> **Records for the exercise**:

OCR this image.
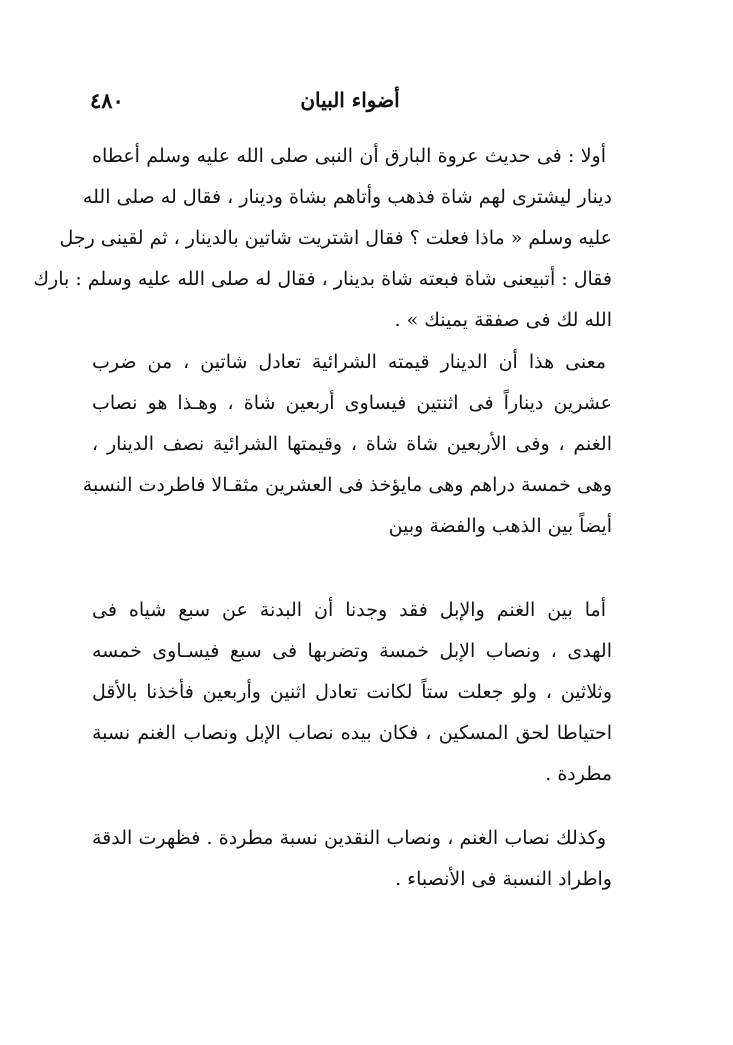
٤٨٠	أضواء البيان

أولا : فى حديث عروة البارق أن النبى صلى الله عليه وسلم أعطاه
دينار ليشترى لهم شاة فذهب وأتاهم بشاة ودينار ، فقال له صلى الله
عليه وسلم « ماذا فعلت ؟ فقال اشتريت شاتين بالدينار ، ثم لقينى رجل
فقال : أتبيعنى شاة فبعته شاة بدينار ، فقال له صلى الله عليه وسلم : بارك
الله لك فى صفقة يمينك » .

معنى هذا أن الدينار قيمته الشرائية تعادل شاتين ، من ضرب
عشرين ديناراً فى اثنتين فيساوى أربعين شاة ، وهـذا هو نصاب
الغنم ، وفى الأربعين شاة شاة ، وقيمتها الشرائية نصف الدينار ،
وهى خمسة دراهم وهى مايؤخذ فى العشرين مثقـالا فاطردت النسبة
أيضاً بين الذهب والفضة وبين

أما بين الغنم والإبل فقد وجدنا أن البدنة عن سبع شياه فى
الهدى ، ونصاب الإبل خمسة وتضربها فى سبع فيسـاوى خمسه
وثلاثين ، ولو جعلت ستاً لكانت تعادل اثنين وأربعين فأخذنا بالأقل
احتياطا لحق المسكين ، فكان بيده نصاب الإبل ونصاب الغنم نسبة
مطردة .

وكذلك نصاب الغنم ، ونصاب النقدين نسبة مطردة . فظهرت الدقة
واطراد النسبة فى الأنصباء .
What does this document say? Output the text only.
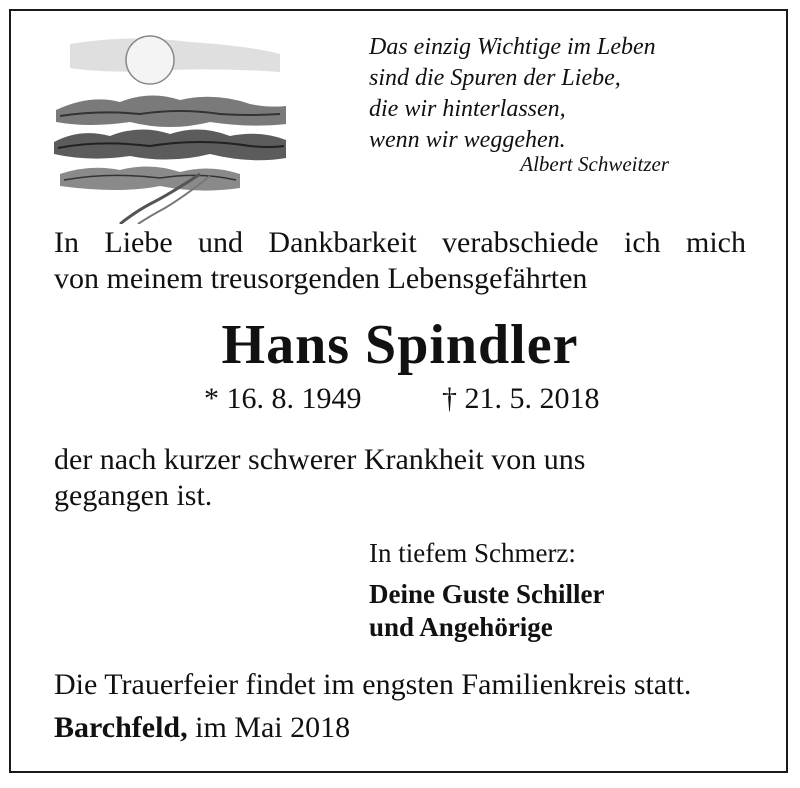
Das einzig Wichtige im Leben
sind die Spuren der Liebe,
die wir hinterlassen,
wenn wir weggehen.
Albert Schweitzer
In Liebe und Dankbarkeit verabschiede ich mich
von meinem treusorgenden Lebensgefährten
Hans Spindler
* 16. 8. 1949	† 21. 5. 2018
der nach kurzer schwerer Krankheit von uns
gegangen ist.
In tiefem Schmerz:
Deine Guste Schiller
und Angehörige
Die Trauerfeier findet im engsten Familienkreis statt.
Barchfeld, im Mai 2018
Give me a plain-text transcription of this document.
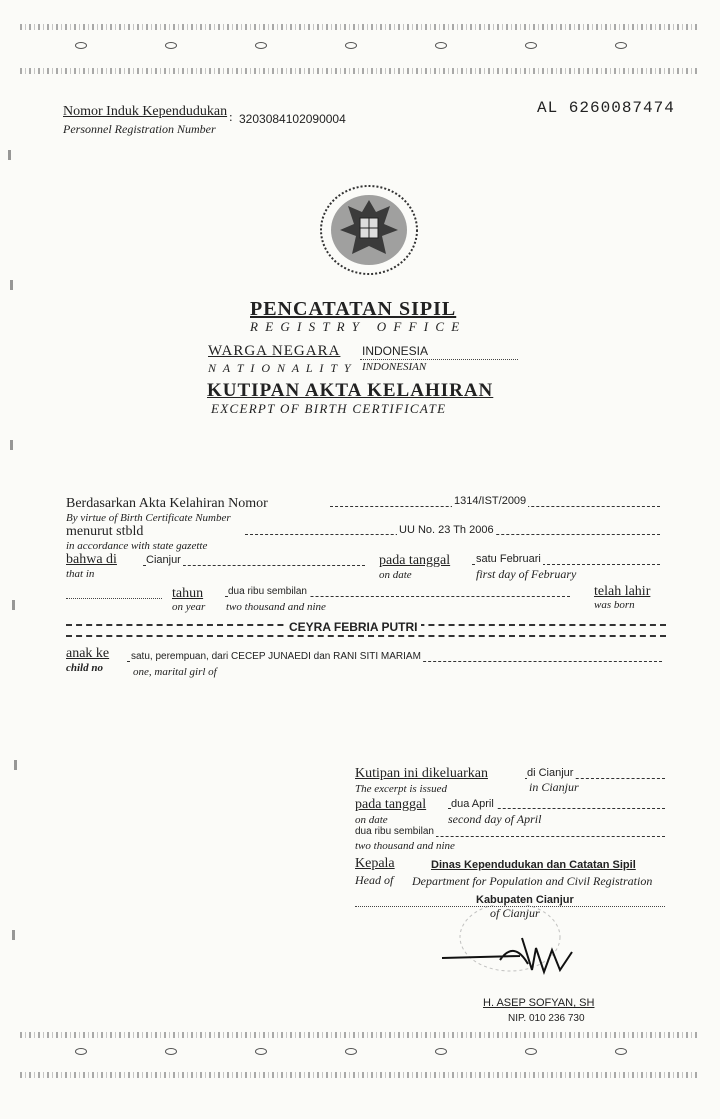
AL 6260087474
Nomor Induk Kependudukan
Personnel Registration Number
: 3203084102090004
PENCATATAN SIPIL
R E G I S T R Y   O F F I C E
WARGA NEGARA INDONESIA
N A T I O N A L I T Y INDONESIAN
KUTIPAN AKTA KELAHIRAN
EXCERPT OF BIRTH CERTIFICATE
Berdasarkan Akta Kelahiran Nomor
By virtue of Birth Certificate Number
1314/IST/2009
menurut stbld
in accordance with state gazette
UU No. 23 Th 2006
bahwa di
that in
Cianjur	pada tanggal
on date
satu Februari
first day of February
tahun
on year
dua ribu sembilan
two thousand and nine
telah lahir
was born
CEYRA FEBRIA PUTRI
anak ke
child no
satu, perempuan, dari CECEP JUNAEDI dan RANI SITI MARIAM
one, marital girl of
Kutipan ini dikeluarkan
The excerpt is issued
di Cianjur
in Cianjur
pada tanggal
on date
dua April
second day of April
dua ribu sembilan
two thousand and nine
Kepala
Head of
Dinas Kependudukan dan Catatan Sipil
Department for Population and Civil Registration
Kabupaten Cianjur
of Cianjur
H. ASEP SOFYAN, SH
NIP. 010 236 730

> **Short task**:
Write out the full set of lines verbatim, without the pictures.

> **Result of the task**:
OCR this image.
٤٨٠	أضواء البيان

أولا : فى حديث عروة البارق أن النبى صلى الله عليه وسلم أعطاه
دينار ليشترى لهم شاة فذهب وأتاهم بشاة ودينار ، فقال له صلى الله
عليه وسلم « ماذا فعلت ؟ فقال اشتريت شاتين بالدينار ، ثم لقينى رجل
فقال : أتبيعنى شاة فبعته شاة بدينار ، فقال له صلى الله عليه وسلم : بارك
الله لك فى صفقة يمينك » .

معنى هذا أن الدينار قيمته الشرائية تعادل شاتين ، من ضرب
عشرين ديناراً فى اثنتين فيساوى أربعين شاة ، وهـذا هو نصاب
الغنم ، وفى الأربعين شاة شاة ، وقيمتها الشرائية نصف الدينار ،
وهى خمسة دراهم وهى مايؤخذ فى العشرين مثقـالا فاطردت النسبة
أيضاً بين الذهب والفضة وبين

أما بين الغنم والإبل فقد وجدنا أن البدنة عن سبع شياه فى
الهدى ، ونصاب الإبل خمسة وتضربها فى سبع فيسـاوى خمسه
وثلاثين ، ولو جعلت ستاً لكانت تعادل اثنين وأربعين فأخذنا بالأقل
احتياطا لحق المسكين ، فكان بيده نصاب الإبل ونصاب الغنم نسبة
مطردة .

وكذلك نصاب الغنم ، ونصاب النقدين نسبة مطردة . فظهرت الدقة
واطراد النسبة فى الأنصباء .
What does this document say? Output the text only.
Das einzig Wichtige im Leben
sind die Spuren der Liebe,
die wir hinterlassen,
wenn wir weggehen.
Albert Schweitzer
In Liebe und Dankbarkeit verabschiede ich mich
von meinem treusorgenden Lebensgefährten
Hans Spindler
* 16. 8. 1949	† 21. 5. 2018
der nach kurzer schwerer Krankheit von uns
gegangen ist.
In tiefem Schmerz:
Deine Guste Schiller
und Angehörige
Die Trauerfeier findet im engsten Familienkreis statt.
Barchfeld, im Mai 2018
Give me a plain-text transcription of this document.
AL 6260087474
Nomor Induk Kependudukan
Personnel Registration Number
: 3203084102090004
PENCATATAN SIPIL
R E G I S T R Y   O F F I C E
WARGA NEGARA INDONESIA
N A T I O N A L I T Y INDONESIAN
KUTIPAN AKTA KELAHIRAN
EXCERPT OF BIRTH CERTIFICATE
Berdasarkan Akta Kelahiran Nomor
By virtue of Birth Certificate Number
1314/IST/2009
menurut stbld
in accordance with state gazette
UU No. 23 Th 2006
bahwa di
that in
Cianjur	pada tanggal
on date
satu Februari
first day of February
tahun
on year
dua ribu sembilan
two thousand and nine
telah lahir
was born
CEYRA FEBRIA PUTRI
anak ke
child no
satu, perempuan, dari CECEP JUNAEDI dan RANI SITI MARIAM
one, marital girl of
Kutipan ini dikeluarkan
The excerpt is issued
di Cianjur
in Cianjur
pada tanggal
on date
dua April
second day of April
dua ribu sembilan
two thousand and nine
Kepala
Head of
Dinas Kependudukan dan Catatan Sipil
Department for Population and Civil Registration
Kabupaten Cianjur
of Cianjur
H. ASEP SOFYAN, SH
NIP. 010 236 730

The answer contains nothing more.